▶ To do
Give the data again, word for word.

Dataset entries:

******************************

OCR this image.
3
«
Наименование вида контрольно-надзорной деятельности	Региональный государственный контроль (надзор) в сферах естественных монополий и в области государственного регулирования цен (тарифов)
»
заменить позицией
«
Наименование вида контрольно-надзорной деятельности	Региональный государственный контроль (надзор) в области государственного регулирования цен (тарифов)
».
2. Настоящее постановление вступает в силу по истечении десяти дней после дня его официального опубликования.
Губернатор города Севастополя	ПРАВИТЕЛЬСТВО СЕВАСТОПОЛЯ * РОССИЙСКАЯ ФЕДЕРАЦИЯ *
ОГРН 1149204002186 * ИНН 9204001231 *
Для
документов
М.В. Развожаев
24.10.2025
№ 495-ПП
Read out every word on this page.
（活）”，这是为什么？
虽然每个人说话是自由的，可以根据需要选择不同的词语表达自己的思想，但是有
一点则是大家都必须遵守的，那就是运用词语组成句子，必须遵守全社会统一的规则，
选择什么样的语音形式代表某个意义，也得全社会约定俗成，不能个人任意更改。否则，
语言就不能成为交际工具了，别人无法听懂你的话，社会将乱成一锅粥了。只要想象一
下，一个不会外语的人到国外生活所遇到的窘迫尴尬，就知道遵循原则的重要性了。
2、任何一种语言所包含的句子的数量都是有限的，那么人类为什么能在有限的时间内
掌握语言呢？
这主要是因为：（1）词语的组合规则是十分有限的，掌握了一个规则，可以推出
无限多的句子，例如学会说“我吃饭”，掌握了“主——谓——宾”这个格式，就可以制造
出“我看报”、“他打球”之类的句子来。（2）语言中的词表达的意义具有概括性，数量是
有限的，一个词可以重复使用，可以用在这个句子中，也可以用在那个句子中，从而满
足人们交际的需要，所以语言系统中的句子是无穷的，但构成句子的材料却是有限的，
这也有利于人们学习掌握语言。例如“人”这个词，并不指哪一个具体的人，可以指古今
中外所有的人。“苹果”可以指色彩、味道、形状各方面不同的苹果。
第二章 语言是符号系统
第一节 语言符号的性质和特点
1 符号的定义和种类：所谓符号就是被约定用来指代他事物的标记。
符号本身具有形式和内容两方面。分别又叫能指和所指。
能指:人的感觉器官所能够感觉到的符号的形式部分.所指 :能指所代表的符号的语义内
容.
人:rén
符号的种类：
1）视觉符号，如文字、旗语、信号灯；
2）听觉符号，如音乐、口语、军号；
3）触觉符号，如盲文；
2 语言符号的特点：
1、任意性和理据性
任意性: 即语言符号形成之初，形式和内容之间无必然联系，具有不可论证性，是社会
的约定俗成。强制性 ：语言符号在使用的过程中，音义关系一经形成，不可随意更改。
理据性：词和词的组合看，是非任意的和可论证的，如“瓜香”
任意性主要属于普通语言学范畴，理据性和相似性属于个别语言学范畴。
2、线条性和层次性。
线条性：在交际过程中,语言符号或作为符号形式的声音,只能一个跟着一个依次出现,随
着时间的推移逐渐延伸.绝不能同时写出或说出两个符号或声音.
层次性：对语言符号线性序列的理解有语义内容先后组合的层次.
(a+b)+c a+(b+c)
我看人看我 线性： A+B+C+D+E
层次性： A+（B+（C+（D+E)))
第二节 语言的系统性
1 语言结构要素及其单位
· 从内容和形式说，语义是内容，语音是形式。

******************************

▶ Solution to the problem
OCR this image.
3
«
Наименование вида контрольно-надзорной деятельности	Региональный государственный контроль (надзор) в сферах естественных монополий и в области государственного регулирования цен (тарифов)
»
заменить позицией
«
Наименование вида контрольно-надзорной деятельности	Региональный государственный контроль (надзор) в области государственного регулирования цен (тарифов)
».
2. Настоящее постановление вступает в силу по истечении десяти дней после дня его официального опубликования.
Губернатор города Севастополя	ПРАВИТЕЛЬСТВО СЕВАСТОПОЛЯ * РОССИЙСКАЯ ФЕДЕРАЦИЯ *
ОГРН 1149204002186 * ИНН 9204001231 *
Для
документов
М.В. Развожаев
24.10.2025
№ 495-ПП
Read out every word on this page.
（活）”，这是为什么？
虽然每个人说话是自由的，可以根据需要选择不同的词语表达自己的思想，但是有
一点则是大家都必须遵守的，那就是运用词语组成句子，必须遵守全社会统一的规则，
选择什么样的语音形式代表某个意义，也得全社会约定俗成，不能个人任意更改。否则，
语言就不能成为交际工具了，别人无法听懂你的话，社会将乱成一锅粥了。只要想象一
下，一个不会外语的人到国外生活所遇到的窘迫尴尬，就知道遵循原则的重要性了。
2、任何一种语言所包含的句子的数量都是有限的，那么人类为什么能在有限的时间内
掌握语言呢？
这主要是因为：（1）词语的组合规则是十分有限的，掌握了一个规则，可以推出
无限多的句子，例如学会说“我吃饭”，掌握了“主——谓——宾”这个格式，就可以制造
出“我看报”、“他打球”之类的句子来。（2）语言中的词表达的意义具有概括性，数量是
有限的，一个词可以重复使用，可以用在这个句子中，也可以用在那个句子中，从而满
足人们交际的需要，所以语言系统中的句子是无穷的，但构成句子的材料却是有限的，
这也有利于人们学习掌握语言。例如“人”这个词，并不指哪一个具体的人，可以指古今
中外所有的人。“苹果”可以指色彩、味道、形状各方面不同的苹果。
第二章 语言是符号系统
第一节 语言符号的性质和特点
1 符号的定义和种类：所谓符号就是被约定用来指代他事物的标记。
符号本身具有形式和内容两方面。分别又叫能指和所指。
能指:人的感觉器官所能够感觉到的符号的形式部分.所指 :能指所代表的符号的语义内
容.
人:rén
符号的种类：
1）视觉符号，如文字、旗语、信号灯；
2）听觉符号，如音乐、口语、军号；
3）触觉符号，如盲文；
2 语言符号的特点：
1、任意性和理据性
任意性: 即语言符号形成之初，形式和内容之间无必然联系，具有不可论证性，是社会
的约定俗成。强制性 ：语言符号在使用的过程中，音义关系一经形成，不可随意更改。
理据性：词和词的组合看，是非任意的和可论证的，如“瓜香”
任意性主要属于普通语言学范畴，理据性和相似性属于个别语言学范畴。
2、线条性和层次性。
线条性：在交际过程中,语言符号或作为符号形式的声音,只能一个跟着一个依次出现,随
着时间的推移逐渐延伸.绝不能同时写出或说出两个符号或声音.
层次性：对语言符号线性序列的理解有语义内容先后组合的层次.
(a+b)+c a+(b+c)
我看人看我 线性： A+B+C+D+E
层次性： A+（B+（C+（D+E)))
第二节 语言的系统性
1 语言结构要素及其单位
· 从内容和形式说，语义是内容，语音是形式。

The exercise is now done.